**** MATERIAL FOR THIS EXERCISE

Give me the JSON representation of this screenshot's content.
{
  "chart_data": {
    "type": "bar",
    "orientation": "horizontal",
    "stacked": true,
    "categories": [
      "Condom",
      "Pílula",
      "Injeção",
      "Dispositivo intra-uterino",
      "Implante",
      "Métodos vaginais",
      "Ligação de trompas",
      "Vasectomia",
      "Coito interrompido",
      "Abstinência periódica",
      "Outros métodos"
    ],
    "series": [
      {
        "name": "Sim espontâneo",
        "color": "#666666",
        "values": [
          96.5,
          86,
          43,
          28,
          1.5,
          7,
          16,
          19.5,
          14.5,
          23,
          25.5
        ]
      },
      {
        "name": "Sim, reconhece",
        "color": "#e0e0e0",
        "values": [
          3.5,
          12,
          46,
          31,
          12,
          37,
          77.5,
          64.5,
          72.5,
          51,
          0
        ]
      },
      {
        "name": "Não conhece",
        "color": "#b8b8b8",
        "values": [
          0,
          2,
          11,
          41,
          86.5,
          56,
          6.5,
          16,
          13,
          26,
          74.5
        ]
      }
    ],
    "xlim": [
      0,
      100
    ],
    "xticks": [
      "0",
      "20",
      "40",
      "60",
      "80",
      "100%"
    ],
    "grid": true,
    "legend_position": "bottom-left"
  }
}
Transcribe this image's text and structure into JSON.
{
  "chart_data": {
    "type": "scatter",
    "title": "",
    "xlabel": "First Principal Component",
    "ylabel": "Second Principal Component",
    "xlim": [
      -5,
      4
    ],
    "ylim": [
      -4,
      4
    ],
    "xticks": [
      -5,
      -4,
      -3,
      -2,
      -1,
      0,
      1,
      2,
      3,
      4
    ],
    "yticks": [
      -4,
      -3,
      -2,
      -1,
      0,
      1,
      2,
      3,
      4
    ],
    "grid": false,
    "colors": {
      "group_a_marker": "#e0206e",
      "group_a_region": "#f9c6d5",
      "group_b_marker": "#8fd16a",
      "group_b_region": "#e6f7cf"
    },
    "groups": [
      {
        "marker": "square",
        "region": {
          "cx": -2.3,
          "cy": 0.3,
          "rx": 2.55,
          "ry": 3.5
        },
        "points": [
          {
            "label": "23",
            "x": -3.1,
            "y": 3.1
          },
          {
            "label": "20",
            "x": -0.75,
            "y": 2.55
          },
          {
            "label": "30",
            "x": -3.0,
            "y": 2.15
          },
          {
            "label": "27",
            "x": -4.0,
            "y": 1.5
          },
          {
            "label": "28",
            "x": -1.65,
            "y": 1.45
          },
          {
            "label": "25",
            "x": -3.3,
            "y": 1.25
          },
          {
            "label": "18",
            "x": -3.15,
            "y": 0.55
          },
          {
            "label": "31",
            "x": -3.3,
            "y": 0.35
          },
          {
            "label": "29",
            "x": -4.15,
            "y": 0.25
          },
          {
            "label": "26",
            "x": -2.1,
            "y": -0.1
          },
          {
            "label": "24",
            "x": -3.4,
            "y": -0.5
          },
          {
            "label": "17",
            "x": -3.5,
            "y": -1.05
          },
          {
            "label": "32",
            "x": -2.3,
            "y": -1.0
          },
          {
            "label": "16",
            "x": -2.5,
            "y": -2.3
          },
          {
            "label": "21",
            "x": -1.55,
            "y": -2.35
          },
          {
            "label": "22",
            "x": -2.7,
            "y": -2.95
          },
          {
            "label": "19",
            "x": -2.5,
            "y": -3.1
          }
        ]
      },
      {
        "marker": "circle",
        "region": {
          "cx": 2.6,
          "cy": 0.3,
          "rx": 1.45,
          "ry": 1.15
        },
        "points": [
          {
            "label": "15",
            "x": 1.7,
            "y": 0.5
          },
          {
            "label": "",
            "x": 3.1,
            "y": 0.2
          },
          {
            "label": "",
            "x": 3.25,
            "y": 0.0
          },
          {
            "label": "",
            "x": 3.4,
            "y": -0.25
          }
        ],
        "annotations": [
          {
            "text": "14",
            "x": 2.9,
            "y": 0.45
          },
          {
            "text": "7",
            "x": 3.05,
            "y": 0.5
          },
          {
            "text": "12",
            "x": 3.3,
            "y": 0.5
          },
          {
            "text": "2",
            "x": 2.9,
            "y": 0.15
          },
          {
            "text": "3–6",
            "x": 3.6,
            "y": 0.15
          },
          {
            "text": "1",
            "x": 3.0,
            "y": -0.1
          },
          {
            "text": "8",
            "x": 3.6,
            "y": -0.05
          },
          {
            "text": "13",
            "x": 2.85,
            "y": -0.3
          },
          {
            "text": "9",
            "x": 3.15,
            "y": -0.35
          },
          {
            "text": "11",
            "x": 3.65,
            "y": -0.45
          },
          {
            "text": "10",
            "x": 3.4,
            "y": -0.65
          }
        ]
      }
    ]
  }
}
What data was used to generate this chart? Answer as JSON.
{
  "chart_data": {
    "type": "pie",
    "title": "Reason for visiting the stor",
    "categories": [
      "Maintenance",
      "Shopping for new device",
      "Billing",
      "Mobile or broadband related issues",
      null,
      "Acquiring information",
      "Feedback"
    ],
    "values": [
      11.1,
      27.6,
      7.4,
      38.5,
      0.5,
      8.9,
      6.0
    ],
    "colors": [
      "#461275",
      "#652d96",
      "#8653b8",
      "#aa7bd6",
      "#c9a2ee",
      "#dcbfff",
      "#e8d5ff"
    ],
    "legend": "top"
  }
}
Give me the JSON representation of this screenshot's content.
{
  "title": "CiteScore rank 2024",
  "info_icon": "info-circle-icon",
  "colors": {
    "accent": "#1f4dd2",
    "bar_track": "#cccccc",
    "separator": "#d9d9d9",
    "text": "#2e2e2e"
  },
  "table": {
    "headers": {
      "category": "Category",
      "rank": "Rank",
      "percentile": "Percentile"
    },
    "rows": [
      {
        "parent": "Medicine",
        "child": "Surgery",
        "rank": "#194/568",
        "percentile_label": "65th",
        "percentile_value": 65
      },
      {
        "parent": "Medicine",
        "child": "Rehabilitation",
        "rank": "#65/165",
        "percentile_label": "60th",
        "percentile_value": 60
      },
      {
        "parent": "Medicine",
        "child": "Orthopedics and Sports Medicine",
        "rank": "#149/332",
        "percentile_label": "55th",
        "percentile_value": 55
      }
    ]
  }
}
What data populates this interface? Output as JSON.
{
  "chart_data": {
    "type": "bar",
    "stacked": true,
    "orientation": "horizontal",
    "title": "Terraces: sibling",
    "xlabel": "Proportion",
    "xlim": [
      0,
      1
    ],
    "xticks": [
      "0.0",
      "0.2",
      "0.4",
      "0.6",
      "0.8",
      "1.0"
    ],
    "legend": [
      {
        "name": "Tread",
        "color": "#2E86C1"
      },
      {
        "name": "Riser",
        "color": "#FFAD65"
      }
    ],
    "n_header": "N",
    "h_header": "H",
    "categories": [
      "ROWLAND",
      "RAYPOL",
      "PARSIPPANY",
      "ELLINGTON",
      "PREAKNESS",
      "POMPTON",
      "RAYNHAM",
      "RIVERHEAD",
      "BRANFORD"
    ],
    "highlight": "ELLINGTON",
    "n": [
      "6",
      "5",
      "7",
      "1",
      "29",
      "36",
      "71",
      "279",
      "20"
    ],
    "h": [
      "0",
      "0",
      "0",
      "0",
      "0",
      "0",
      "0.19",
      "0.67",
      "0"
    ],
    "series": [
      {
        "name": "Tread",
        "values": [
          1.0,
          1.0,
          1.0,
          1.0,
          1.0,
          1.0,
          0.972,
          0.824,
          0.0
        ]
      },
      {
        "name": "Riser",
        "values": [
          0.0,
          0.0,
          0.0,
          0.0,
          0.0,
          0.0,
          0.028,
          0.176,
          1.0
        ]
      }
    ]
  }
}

********

OBJECTIVE >> Set down every record above exactly as given.

REPLY TO THE EXERCISE >>
Give me the JSON representation of this screenshot's content.
{
  "chart_data": {
    "type": "bar",
    "orientation": "horizontal",
    "stacked": true,
    "categories": [
      "Condom",
      "Pílula",
      "Injeção",
      "Dispositivo intra-uterino",
      "Implante",
      "Métodos vaginais",
      "Ligação de trompas",
      "Vasectomia",
      "Coito interrompido",
      "Abstinência periódica",
      "Outros métodos"
    ],
    "series": [
      {
        "name": "Sim espontâneo",
        "color": "#666666",
        "values": [
          96.5,
          86,
          43,
          28,
          1.5,
          7,
          16,
          19.5,
          14.5,
          23,
          25.5
        ]
      },
      {
        "name": "Sim, reconhece",
        "color": "#e0e0e0",
        "values": [
          3.5,
          12,
          46,
          31,
          12,
          37,
          77.5,
          64.5,
          72.5,
          51,
          0
        ]
      },
      {
        "name": "Não conhece",
        "color": "#b8b8b8",
        "values": [
          0,
          2,
          11,
          41,
          86.5,
          56,
          6.5,
          16,
          13,
          26,
          74.5
        ]
      }
    ],
    "xlim": [
      0,
      100
    ],
    "xticks": [
      "0",
      "20",
      "40",
      "60",
      "80",
      "100%"
    ],
    "grid": true,
    "legend_position": "bottom-left"
  }
}
Transcribe this image's text and structure into JSON.
{
  "chart_data": {
    "type": "scatter",
    "title": "",
    "xlabel": "First Principal Component",
    "ylabel": "Second Principal Component",
    "xlim": [
      -5,
      4
    ],
    "ylim": [
      -4,
      4
    ],
    "xticks": [
      -5,
      -4,
      -3,
      -2,
      -1,
      0,
      1,
      2,
      3,
      4
    ],
    "yticks": [
      -4,
      -3,
      -2,
      -1,
      0,
      1,
      2,
      3,
      4
    ],
    "grid": false,
    "colors": {
      "group_a_marker": "#e0206e",
      "group_a_region": "#f9c6d5",
      "group_b_marker": "#8fd16a",
      "group_b_region": "#e6f7cf"
    },
    "groups": [
      {
        "marker": "square",
        "region": {
          "cx": -2.3,
          "cy": 0.3,
          "rx": 2.55,
          "ry": 3.5
        },
        "points": [
          {
            "label": "23",
            "x": -3.1,
            "y": 3.1
          },
          {
            "label": "20",
            "x": -0.75,
            "y": 2.55
          },
          {
            "label": "30",
            "x": -3.0,
            "y": 2.15
          },
          {
            "label": "27",
            "x": -4.0,
            "y": 1.5
          },
          {
            "label": "28",
            "x": -1.65,
            "y": 1.45
          },
          {
            "label": "25",
            "x": -3.3,
            "y": 1.25
          },
          {
            "label": "18",
            "x": -3.15,
            "y": 0.55
          },
          {
            "label": "31",
            "x": -3.3,
            "y": 0.35
          },
          {
            "label": "29",
            "x": -4.15,
            "y": 0.25
          },
          {
            "label": "26",
            "x": -2.1,
            "y": -0.1
          },
          {
            "label": "24",
            "x": -3.4,
            "y": -0.5
          },
          {
            "label": "17",
            "x": -3.5,
            "y": -1.05
          },
          {
            "label": "32",
            "x": -2.3,
            "y": -1.0
          },
          {
            "label": "16",
            "x": -2.5,
            "y": -2.3
          },
          {
            "label": "21",
            "x": -1.55,
            "y": -2.35
          },
          {
            "label": "22",
            "x": -2.7,
            "y": -2.95
          },
          {
            "label": "19",
            "x": -2.5,
            "y": -3.1
          }
        ]
      },
      {
        "marker": "circle",
        "region": {
          "cx": 2.6,
          "cy": 0.3,
          "rx": 1.45,
          "ry": 1.15
        },
        "points": [
          {
            "label": "15",
            "x": 1.7,
            "y": 0.5
          },
          {
            "label": "",
            "x": 3.1,
            "y": 0.2
          },
          {
            "label": "",
            "x": 3.25,
            "y": 0.0
          },
          {
            "label": "",
            "x": 3.4,
            "y": -0.25
          }
        ],
        "annotations": [
          {
            "text": "14",
            "x": 2.9,
            "y": 0.45
          },
          {
            "text": "7",
            "x": 3.05,
            "y": 0.5
          },
          {
            "text": "12",
            "x": 3.3,
            "y": 0.5
          },
          {
            "text": "2",
            "x": 2.9,
            "y": 0.15
          },
          {
            "text": "3–6",
            "x": 3.6,
            "y": 0.15
          },
          {
            "text": "1",
            "x": 3.0,
            "y": -0.1
          },
          {
            "text": "8",
            "x": 3.6,
            "y": -0.05
          },
          {
            "text": "13",
            "x": 2.85,
            "y": -0.3
          },
          {
            "text": "9",
            "x": 3.15,
            "y": -0.35
          },
          {
            "text": "11",
            "x": 3.65,
            "y": -0.45
          },
          {
            "text": "10",
            "x": 3.4,
            "y": -0.65
          }
        ]
      }
    ]
  }
}
What data was used to generate this chart? Answer as JSON.
{
  "chart_data": {
    "type": "pie",
    "title": "Reason for visiting the stor",
    "categories": [
      "Maintenance",
      "Shopping for new device",
      "Billing",
      "Mobile or broadband related issues",
      null,
      "Acquiring information",
      "Feedback"
    ],
    "values": [
      11.1,
      27.6,
      7.4,
      38.5,
      0.5,
      8.9,
      6.0
    ],
    "colors": [
      "#461275",
      "#652d96",
      "#8653b8",
      "#aa7bd6",
      "#c9a2ee",
      "#dcbfff",
      "#e8d5ff"
    ],
    "legend": "top"
  }
}
Give me the JSON representation of this screenshot's content.
{
  "title": "CiteScore rank 2024",
  "info_icon": "info-circle-icon",
  "colors": {
    "accent": "#1f4dd2",
    "bar_track": "#cccccc",
    "separator": "#d9d9d9",
    "text": "#2e2e2e"
  },
  "table": {
    "headers": {
      "category": "Category",
      "rank": "Rank",
      "percentile": "Percentile"
    },
    "rows": [
      {
        "parent": "Medicine",
        "child": "Surgery",
        "rank": "#194/568",
        "percentile_label": "65th",
        "percentile_value": 65
      },
      {
        "parent": "Medicine",
        "child": "Rehabilitation",
        "rank": "#65/165",
        "percentile_label": "60th",
        "percentile_value": 60
      },
      {
        "parent": "Medicine",
        "child": "Orthopedics and Sports Medicine",
        "rank": "#149/332",
        "percentile_label": "55th",
        "percentile_value": 55
      }
    ]
  }
}
What data populates this interface? Output as JSON.
{
  "chart_data": {
    "type": "bar",
    "stacked": true,
    "orientation": "horizontal",
    "title": "Terraces: sibling",
    "xlabel": "Proportion",
    "xlim": [
      0,
      1
    ],
    "xticks": [
      "0.0",
      "0.2",
      "0.4",
      "0.6",
      "0.8",
      "1.0"
    ],
    "legend": [
      {
        "name": "Tread",
        "color": "#2E86C1"
      },
      {
        "name": "Riser",
        "color": "#FFAD65"
      }
    ],
    "n_header": "N",
    "h_header": "H",
    "categories": [
      "ROWLAND",
      "RAYPOL",
      "PARSIPPANY",
      "ELLINGTON",
      "PREAKNESS",
      "POMPTON",
      "RAYNHAM",
      "RIVERHEAD",
      "BRANFORD"
    ],
    "highlight": "ELLINGTON",
    "n": [
      "6",
      "5",
      "7",
      "1",
      "29",
      "36",
      "71",
      "279",
      "20"
    ],
    "h": [
      "0",
      "0",
      "0",
      "0",
      "0",
      "0",
      "0.19",
      "0.67",
      "0"
    ],
    "series": [
      {
        "name": "Tread",
        "values": [
          1.0,
          1.0,
          1.0,
          1.0,
          1.0,
          1.0,
          0.972,
          0.824,
          0.0
        ]
      },
      {
        "name": "Riser",
        "values": [
          0.0,
          0.0,
          0.0,
          0.0,
          0.0,
          0.0,
          0.028,
          0.176,
          1.0
        ]
      }
    ]
  }
}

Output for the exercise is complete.